▸ **Short task**: Please give the entries again in full and exactly, without any picture.

(Stored data)
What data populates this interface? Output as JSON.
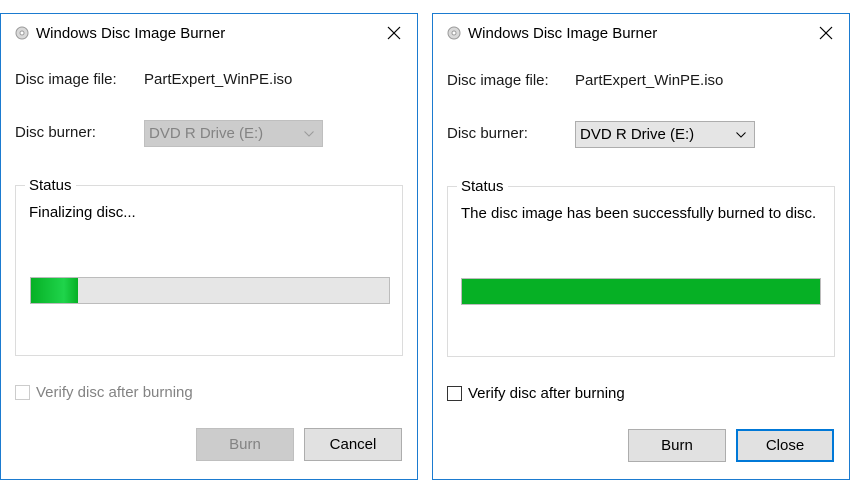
{
  "dialogs": [
    {
      "title": "Windows Disc Image Burner",
      "disc_image_label": "Disc image file:",
      "disc_image_value": "PartExpert_WinPE.iso",
      "burner_label": "Disc burner:",
      "burner_value": "DVD R Drive (E:)",
      "status_legend": "Status",
      "status_message": "Finalizing disc...",
      "progress": 0.13,
      "verify_label": "Verify disc after burning",
      "burn_label": "Burn",
      "second_button_label": "Cancel"
    },
    {
      "title": "Windows Disc Image Burner",
      "disc_image_label": "Disc image file:",
      "disc_image_value": "PartExpert_WinPE.iso",
      "burner_label": "Disc burner:",
      "burner_value": "DVD R Drive (E:)",
      "status_legend": "Status",
      "status_message": "The disc image has been successfully burned to disc.",
      "progress": 1.0,
      "verify_label": "Verify disc after burning",
      "burn_label": "Burn",
      "second_button_label": "Close"
    }
  ],
  "icons": {
    "app": "disc-burner-icon",
    "close": "close-icon",
    "dropdown": "chevron-down-icon"
  },
  "colors": {
    "accent": "#0078d7",
    "progress_fill": "#06b025"
  }
}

▸ **Correct output**:
What data populates this interface? Output as JSON.
{
  "dialogs": [
    {
      "title": "Windows Disc Image Burner",
      "disc_image_label": "Disc image file:",
      "disc_image_value": "PartExpert_WinPE.iso",
      "burner_label": "Disc burner:",
      "burner_value": "DVD R Drive (E:)",
      "status_legend": "Status",
      "status_message": "Finalizing disc...",
      "progress": 0.13,
      "verify_label": "Verify disc after burning",
      "burn_label": "Burn",
      "second_button_label": "Cancel"
    },
    {
      "title": "Windows Disc Image Burner",
      "disc_image_label": "Disc image file:",
      "disc_image_value": "PartExpert_WinPE.iso",
      "burner_label": "Disc burner:",
      "burner_value": "DVD R Drive (E:)",
      "status_legend": "Status",
      "status_message": "The disc image has been successfully burned to disc.",
      "progress": 1.0,
      "verify_label": "Verify disc after burning",
      "burn_label": "Burn",
      "second_button_label": "Close"
    }
  ],
  "icons": {
    "app": "disc-burner-icon",
    "close": "close-icon",
    "dropdown": "chevron-down-icon"
  },
  "colors": {
    "accent": "#0078d7",
    "progress_fill": "#06b025"
  }
}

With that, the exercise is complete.